[Saved data entries]

☆ ☆ ☆ ☆

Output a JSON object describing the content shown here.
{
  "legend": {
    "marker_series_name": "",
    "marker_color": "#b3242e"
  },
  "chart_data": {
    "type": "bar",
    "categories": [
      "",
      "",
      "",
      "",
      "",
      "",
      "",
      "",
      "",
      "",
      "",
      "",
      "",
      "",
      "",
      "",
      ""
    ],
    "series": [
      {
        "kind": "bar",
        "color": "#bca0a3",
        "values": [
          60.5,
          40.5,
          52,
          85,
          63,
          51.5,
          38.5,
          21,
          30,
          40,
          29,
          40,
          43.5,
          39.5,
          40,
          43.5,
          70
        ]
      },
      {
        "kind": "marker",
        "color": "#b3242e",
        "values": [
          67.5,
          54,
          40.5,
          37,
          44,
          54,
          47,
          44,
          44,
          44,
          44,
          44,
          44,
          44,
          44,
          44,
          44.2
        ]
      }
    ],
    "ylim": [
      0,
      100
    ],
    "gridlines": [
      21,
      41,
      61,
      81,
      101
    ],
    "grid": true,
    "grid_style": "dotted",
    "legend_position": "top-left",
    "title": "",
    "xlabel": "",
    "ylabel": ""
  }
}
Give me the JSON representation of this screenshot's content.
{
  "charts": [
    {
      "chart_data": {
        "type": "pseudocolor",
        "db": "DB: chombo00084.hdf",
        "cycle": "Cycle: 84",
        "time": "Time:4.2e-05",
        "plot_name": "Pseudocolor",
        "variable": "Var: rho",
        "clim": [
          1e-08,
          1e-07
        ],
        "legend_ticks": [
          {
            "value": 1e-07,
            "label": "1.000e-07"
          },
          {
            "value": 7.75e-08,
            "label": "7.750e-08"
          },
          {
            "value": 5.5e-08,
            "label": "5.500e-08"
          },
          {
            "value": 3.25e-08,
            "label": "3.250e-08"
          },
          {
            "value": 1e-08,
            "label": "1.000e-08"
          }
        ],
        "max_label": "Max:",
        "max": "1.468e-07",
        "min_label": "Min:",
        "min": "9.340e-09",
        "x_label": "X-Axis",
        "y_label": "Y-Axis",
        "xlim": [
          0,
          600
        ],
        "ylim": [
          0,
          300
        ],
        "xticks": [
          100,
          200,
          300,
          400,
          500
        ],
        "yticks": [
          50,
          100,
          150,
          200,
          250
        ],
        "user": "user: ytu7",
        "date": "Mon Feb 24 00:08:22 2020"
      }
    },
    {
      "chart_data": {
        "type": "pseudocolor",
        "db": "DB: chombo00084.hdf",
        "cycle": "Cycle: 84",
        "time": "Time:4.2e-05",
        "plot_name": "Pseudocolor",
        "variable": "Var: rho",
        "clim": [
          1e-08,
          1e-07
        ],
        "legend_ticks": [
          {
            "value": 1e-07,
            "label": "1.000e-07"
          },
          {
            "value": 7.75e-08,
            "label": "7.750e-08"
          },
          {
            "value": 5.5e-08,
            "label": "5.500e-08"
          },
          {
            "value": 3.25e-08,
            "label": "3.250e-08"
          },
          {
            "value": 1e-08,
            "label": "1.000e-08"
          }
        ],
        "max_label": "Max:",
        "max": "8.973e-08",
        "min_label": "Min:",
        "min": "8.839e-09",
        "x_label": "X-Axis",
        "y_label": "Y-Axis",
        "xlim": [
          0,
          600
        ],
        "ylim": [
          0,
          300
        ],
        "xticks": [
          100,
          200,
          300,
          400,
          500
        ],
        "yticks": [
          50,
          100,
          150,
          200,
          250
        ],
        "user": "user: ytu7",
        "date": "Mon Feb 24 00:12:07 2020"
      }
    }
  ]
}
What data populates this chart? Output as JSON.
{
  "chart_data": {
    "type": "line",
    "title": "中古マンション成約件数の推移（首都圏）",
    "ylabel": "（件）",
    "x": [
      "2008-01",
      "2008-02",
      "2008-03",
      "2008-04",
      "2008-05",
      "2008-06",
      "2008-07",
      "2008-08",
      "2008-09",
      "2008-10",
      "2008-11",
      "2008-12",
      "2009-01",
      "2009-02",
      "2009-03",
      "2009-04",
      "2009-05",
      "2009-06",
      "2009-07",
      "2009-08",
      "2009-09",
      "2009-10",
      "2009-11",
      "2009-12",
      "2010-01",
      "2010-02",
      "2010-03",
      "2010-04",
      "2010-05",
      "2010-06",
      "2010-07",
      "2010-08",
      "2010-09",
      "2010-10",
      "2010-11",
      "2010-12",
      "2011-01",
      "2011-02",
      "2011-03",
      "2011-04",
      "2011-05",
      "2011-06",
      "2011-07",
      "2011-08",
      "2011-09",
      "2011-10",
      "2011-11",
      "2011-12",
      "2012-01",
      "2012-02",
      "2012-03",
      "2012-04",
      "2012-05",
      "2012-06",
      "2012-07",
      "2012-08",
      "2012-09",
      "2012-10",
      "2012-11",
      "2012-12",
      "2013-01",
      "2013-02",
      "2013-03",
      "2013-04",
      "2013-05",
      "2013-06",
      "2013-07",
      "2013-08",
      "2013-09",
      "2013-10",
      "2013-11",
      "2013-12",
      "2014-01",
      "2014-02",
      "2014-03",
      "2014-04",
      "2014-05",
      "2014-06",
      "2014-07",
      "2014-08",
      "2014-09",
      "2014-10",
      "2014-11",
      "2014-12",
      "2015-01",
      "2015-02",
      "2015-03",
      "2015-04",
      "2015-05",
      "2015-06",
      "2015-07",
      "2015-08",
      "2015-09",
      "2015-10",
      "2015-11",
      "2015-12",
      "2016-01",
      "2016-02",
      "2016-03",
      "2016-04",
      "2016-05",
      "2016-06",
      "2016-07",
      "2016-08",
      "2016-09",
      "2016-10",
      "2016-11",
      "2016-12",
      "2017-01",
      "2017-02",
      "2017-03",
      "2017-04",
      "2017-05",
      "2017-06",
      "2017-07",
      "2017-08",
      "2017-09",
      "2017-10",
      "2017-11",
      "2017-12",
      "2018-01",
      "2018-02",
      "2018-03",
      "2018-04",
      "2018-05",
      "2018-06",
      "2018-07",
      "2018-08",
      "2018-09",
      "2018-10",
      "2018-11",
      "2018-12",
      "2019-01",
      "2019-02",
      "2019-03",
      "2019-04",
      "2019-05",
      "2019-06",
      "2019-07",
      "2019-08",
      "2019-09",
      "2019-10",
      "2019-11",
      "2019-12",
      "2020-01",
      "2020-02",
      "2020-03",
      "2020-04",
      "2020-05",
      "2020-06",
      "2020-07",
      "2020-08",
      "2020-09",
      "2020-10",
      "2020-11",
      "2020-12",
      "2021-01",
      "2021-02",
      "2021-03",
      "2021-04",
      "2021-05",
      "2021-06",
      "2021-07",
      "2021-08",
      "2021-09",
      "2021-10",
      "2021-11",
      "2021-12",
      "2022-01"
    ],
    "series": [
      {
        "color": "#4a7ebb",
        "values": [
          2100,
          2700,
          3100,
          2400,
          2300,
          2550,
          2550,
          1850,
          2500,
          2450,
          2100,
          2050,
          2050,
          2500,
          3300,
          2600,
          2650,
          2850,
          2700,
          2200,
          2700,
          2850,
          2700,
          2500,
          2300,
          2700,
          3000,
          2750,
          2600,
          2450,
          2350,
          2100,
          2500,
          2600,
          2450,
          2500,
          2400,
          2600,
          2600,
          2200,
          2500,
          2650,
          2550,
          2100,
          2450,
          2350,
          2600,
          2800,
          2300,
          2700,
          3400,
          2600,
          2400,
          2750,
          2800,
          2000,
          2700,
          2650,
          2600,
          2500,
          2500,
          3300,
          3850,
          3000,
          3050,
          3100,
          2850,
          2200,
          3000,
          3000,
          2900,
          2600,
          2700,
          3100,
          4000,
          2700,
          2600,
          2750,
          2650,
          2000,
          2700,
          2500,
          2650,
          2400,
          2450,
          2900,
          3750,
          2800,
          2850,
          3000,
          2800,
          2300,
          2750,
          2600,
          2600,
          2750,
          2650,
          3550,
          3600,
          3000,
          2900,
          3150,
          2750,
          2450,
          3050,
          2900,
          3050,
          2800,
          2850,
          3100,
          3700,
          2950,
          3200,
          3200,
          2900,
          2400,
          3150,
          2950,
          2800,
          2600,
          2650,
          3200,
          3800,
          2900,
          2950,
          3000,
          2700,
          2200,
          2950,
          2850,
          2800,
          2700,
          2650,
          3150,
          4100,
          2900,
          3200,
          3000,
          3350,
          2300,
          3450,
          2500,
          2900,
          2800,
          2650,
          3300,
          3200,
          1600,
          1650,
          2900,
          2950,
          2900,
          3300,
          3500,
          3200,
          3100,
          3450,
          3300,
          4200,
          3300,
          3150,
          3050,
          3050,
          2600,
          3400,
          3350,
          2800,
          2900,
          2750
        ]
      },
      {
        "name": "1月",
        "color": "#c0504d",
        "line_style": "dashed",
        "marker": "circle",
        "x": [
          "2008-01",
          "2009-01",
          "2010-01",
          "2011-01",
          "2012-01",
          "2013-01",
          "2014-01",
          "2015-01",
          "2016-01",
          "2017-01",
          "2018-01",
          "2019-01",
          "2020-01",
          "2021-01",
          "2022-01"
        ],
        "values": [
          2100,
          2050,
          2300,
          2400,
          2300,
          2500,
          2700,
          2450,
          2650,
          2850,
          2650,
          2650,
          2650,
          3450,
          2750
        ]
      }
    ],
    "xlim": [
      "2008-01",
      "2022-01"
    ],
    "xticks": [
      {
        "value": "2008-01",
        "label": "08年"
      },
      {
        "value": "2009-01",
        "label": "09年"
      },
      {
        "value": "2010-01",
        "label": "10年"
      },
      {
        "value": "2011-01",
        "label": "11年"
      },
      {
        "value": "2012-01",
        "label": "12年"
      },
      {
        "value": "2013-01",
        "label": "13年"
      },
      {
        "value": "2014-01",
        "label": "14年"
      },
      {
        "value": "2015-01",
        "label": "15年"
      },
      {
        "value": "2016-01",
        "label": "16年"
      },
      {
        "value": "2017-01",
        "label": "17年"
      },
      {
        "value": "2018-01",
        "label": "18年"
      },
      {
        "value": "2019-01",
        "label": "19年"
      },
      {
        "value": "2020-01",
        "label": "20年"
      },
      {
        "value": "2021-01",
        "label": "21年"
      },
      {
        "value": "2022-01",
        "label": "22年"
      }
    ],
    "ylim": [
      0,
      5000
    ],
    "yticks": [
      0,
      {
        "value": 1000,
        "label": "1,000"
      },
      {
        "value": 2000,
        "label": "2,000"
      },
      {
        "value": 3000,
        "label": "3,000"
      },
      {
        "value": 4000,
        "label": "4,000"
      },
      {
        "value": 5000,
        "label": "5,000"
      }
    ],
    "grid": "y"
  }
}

☆ ☆ ☆ ☆

▸ STATED EXERCISE
Go through the records and gather the lines that hold "date".

▸ ANSWER
        "date": "Mon Feb 24 00:08:22 2020"
        "date": "Mon Feb 24 00:12:07 2020"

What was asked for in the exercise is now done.